## Given problem
Go through the listing and copy every line word for word.

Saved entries
◇ ◇ ◇
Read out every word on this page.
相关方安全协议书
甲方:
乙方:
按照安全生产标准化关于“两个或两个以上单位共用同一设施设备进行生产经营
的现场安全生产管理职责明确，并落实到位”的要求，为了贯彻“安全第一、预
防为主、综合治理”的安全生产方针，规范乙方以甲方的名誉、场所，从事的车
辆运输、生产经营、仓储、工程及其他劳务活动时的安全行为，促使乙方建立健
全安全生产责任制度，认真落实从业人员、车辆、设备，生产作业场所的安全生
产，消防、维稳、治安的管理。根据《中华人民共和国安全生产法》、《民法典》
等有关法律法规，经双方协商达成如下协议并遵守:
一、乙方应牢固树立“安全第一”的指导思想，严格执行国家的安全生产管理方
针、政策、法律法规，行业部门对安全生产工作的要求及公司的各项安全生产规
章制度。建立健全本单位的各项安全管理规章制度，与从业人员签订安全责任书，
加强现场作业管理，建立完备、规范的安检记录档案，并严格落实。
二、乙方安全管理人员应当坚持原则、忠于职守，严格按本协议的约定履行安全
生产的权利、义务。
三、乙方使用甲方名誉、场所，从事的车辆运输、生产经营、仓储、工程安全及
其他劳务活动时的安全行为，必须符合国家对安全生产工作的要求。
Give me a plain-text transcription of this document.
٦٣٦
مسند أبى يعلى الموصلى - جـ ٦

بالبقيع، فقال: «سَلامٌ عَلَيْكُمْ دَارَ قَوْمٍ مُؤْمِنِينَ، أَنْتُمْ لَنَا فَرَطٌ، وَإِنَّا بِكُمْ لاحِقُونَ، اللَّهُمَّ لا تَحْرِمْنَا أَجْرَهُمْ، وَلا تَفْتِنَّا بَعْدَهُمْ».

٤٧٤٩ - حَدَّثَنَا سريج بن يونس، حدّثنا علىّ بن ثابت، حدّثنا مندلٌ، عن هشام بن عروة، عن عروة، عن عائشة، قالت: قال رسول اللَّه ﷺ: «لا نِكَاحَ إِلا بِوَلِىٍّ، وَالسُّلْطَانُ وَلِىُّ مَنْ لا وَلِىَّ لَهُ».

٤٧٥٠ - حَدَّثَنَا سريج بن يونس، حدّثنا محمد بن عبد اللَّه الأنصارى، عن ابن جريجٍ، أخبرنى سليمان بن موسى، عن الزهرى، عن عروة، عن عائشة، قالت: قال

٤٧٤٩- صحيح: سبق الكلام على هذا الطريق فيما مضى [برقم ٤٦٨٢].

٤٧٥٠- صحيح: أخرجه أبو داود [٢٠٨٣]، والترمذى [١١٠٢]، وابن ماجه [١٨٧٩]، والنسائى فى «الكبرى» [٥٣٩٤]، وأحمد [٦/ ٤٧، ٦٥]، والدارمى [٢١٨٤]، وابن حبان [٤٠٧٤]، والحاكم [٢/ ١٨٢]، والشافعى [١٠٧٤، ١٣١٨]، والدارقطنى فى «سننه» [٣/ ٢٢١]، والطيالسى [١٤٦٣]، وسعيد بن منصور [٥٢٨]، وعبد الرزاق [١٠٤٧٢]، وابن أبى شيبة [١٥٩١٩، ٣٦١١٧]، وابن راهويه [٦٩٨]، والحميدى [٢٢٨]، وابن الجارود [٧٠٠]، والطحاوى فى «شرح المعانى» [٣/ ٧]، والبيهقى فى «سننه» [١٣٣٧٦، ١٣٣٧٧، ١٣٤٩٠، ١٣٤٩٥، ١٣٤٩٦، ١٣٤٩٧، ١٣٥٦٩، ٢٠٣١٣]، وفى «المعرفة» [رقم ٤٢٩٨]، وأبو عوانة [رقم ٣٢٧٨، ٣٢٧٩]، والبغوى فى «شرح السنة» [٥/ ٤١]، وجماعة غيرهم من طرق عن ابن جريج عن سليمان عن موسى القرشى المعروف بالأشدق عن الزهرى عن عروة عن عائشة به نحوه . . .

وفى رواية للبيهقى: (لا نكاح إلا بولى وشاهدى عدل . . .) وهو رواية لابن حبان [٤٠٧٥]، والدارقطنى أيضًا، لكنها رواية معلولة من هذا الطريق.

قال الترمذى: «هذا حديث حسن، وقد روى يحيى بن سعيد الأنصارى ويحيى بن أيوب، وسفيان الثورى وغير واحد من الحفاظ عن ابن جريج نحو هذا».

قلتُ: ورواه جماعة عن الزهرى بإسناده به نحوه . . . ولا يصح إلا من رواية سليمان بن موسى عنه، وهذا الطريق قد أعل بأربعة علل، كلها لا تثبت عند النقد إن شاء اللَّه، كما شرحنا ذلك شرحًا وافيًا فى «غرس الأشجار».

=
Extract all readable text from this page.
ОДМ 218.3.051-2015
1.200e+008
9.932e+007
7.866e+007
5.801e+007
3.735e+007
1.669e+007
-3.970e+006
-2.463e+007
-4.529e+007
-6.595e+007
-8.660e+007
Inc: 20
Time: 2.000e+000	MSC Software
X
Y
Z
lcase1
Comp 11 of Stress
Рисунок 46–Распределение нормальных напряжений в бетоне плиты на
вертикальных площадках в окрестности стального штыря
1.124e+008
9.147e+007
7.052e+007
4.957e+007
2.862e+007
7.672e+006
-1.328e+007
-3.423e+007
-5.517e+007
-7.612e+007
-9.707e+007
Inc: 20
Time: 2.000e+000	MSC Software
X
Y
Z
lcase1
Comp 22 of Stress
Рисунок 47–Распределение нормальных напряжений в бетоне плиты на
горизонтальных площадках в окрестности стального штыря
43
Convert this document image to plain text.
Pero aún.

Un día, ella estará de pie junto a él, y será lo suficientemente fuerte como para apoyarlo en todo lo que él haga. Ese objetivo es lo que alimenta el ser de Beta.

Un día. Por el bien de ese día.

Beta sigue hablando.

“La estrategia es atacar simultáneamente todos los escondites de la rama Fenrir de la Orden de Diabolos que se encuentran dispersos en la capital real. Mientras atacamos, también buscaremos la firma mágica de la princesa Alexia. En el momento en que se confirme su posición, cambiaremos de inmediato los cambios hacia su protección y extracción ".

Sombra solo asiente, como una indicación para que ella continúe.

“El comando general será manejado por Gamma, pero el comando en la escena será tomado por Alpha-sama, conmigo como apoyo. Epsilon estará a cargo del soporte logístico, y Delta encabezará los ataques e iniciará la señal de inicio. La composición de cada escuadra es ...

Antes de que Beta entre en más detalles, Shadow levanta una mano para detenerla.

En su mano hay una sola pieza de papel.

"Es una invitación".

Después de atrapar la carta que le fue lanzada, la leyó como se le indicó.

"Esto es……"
◇ ◇ ◇
## Full response
Read out every word on this page.
相关方安全协议书
甲方:
乙方:
按照安全生产标准化关于“两个或两个以上单位共用同一设施设备进行生产经营
的现场安全生产管理职责明确，并落实到位”的要求，为了贯彻“安全第一、预
防为主、综合治理”的安全生产方针，规范乙方以甲方的名誉、场所，从事的车
辆运输、生产经营、仓储、工程及其他劳务活动时的安全行为，促使乙方建立健
全安全生产责任制度，认真落实从业人员、车辆、设备，生产作业场所的安全生
产，消防、维稳、治安的管理。根据《中华人民共和国安全生产法》、《民法典》
等有关法律法规，经双方协商达成如下协议并遵守:
一、乙方应牢固树立“安全第一”的指导思想，严格执行国家的安全生产管理方
针、政策、法律法规，行业部门对安全生产工作的要求及公司的各项安全生产规
章制度。建立健全本单位的各项安全管理规章制度，与从业人员签订安全责任书，
加强现场作业管理，建立完备、规范的安检记录档案，并严格落实。
二、乙方安全管理人员应当坚持原则、忠于职守，严格按本协议的约定履行安全
生产的权利、义务。
三、乙方使用甲方名誉、场所，从事的车辆运输、生产经营、仓储、工程安全及
其他劳务活动时的安全行为，必须符合国家对安全生产工作的要求。
Give me a plain-text transcription of this document.
٦٣٦
مسند أبى يعلى الموصلى - جـ ٦

بالبقيع، فقال: «سَلامٌ عَلَيْكُمْ دَارَ قَوْمٍ مُؤْمِنِينَ، أَنْتُمْ لَنَا فَرَطٌ، وَإِنَّا بِكُمْ لاحِقُونَ، اللَّهُمَّ لا تَحْرِمْنَا أَجْرَهُمْ، وَلا تَفْتِنَّا بَعْدَهُمْ».

٤٧٤٩ - حَدَّثَنَا سريج بن يونس، حدّثنا علىّ بن ثابت، حدّثنا مندلٌ، عن هشام بن عروة، عن عروة، عن عائشة، قالت: قال رسول اللَّه ﷺ: «لا نِكَاحَ إِلا بِوَلِىٍّ، وَالسُّلْطَانُ وَلِىُّ مَنْ لا وَلِىَّ لَهُ».

٤٧٥٠ - حَدَّثَنَا سريج بن يونس، حدّثنا محمد بن عبد اللَّه الأنصارى، عن ابن جريجٍ، أخبرنى سليمان بن موسى، عن الزهرى، عن عروة، عن عائشة، قالت: قال

٤٧٤٩- صحيح: سبق الكلام على هذا الطريق فيما مضى [برقم ٤٦٨٢].

٤٧٥٠- صحيح: أخرجه أبو داود [٢٠٨٣]، والترمذى [١١٠٢]، وابن ماجه [١٨٧٩]، والنسائى فى «الكبرى» [٥٣٩٤]، وأحمد [٦/ ٤٧، ٦٥]، والدارمى [٢١٨٤]، وابن حبان [٤٠٧٤]، والحاكم [٢/ ١٨٢]، والشافعى [١٠٧٤، ١٣١٨]، والدارقطنى فى «سننه» [٣/ ٢٢١]، والطيالسى [١٤٦٣]، وسعيد بن منصور [٥٢٨]، وعبد الرزاق [١٠٤٧٢]، وابن أبى شيبة [١٥٩١٩، ٣٦١١٧]، وابن راهويه [٦٩٨]، والحميدى [٢٢٨]، وابن الجارود [٧٠٠]، والطحاوى فى «شرح المعانى» [٣/ ٧]، والبيهقى فى «سننه» [١٣٣٧٦، ١٣٣٧٧، ١٣٤٩٠، ١٣٤٩٥، ١٣٤٩٦، ١٣٤٩٧، ١٣٥٦٩، ٢٠٣١٣]، وفى «المعرفة» [رقم ٤٢٩٨]، وأبو عوانة [رقم ٣٢٧٨، ٣٢٧٩]، والبغوى فى «شرح السنة» [٥/ ٤١]، وجماعة غيرهم من طرق عن ابن جريج عن سليمان عن موسى القرشى المعروف بالأشدق عن الزهرى عن عروة عن عائشة به نحوه . . .

وفى رواية للبيهقى: (لا نكاح إلا بولى وشاهدى عدل . . .) وهو رواية لابن حبان [٤٠٧٥]، والدارقطنى أيضًا، لكنها رواية معلولة من هذا الطريق.

قال الترمذى: «هذا حديث حسن، وقد روى يحيى بن سعيد الأنصارى ويحيى بن أيوب، وسفيان الثورى وغير واحد من الحفاظ عن ابن جريج نحو هذا».

قلتُ: ورواه جماعة عن الزهرى بإسناده به نحوه . . . ولا يصح إلا من رواية سليمان بن موسى عنه، وهذا الطريق قد أعل بأربعة علل، كلها لا تثبت عند النقد إن شاء اللَّه، كما شرحنا ذلك شرحًا وافيًا فى «غرس الأشجار».

=
Extract all readable text from this page.
ОДМ 218.3.051-2015
1.200e+008
9.932e+007
7.866e+007
5.801e+007
3.735e+007
1.669e+007
-3.970e+006
-2.463e+007
-4.529e+007
-6.595e+007
-8.660e+007
Inc: 20
Time: 2.000e+000	MSC Software
X
Y
Z
lcase1
Comp 11 of Stress
Рисунок 46–Распределение нормальных напряжений в бетоне плиты на
вертикальных площадках в окрестности стального штыря
1.124e+008
9.147e+007
7.052e+007
4.957e+007
2.862e+007
7.672e+006
-1.328e+007
-3.423e+007
-5.517e+007
-7.612e+007
-9.707e+007
Inc: 20
Time: 2.000e+000	MSC Software
X
Y
Z
lcase1
Comp 22 of Stress
Рисунок 47–Распределение нормальных напряжений в бетоне плиты на
горизонтальных площадках в окрестности стального штыря
43
Convert this document image to plain text.
Pero aún.

Un día, ella estará de pie junto a él, y será lo suficientemente fuerte como para apoyarlo en todo lo que él haga. Ese objetivo es lo que alimenta el ser de Beta.

Un día. Por el bien de ese día.

Beta sigue hablando.

“La estrategia es atacar simultáneamente todos los escondites de la rama Fenrir de la Orden de Diabolos que se encuentran dispersos en la capital real. Mientras atacamos, también buscaremos la firma mágica de la princesa Alexia. En el momento en que se confirme su posición, cambiaremos de inmediato los cambios hacia su protección y extracción ".

Sombra solo asiente, como una indicación para que ella continúe.

“El comando general será manejado por Gamma, pero el comando en la escena será tomado por Alpha-sama, conmigo como apoyo. Epsilon estará a cargo del soporte logístico, y Delta encabezará los ataques e iniciará la señal de inicio. La composición de cada escuadra es ...

Antes de que Beta entre en más detalles, Shadow levanta una mano para detenerla.

En su mano hay una sola pieza de papel.

"Es una invitación".

Después de atrapar la carta que le fue lanzada, la leyó como se le indicó.

"Esto es……"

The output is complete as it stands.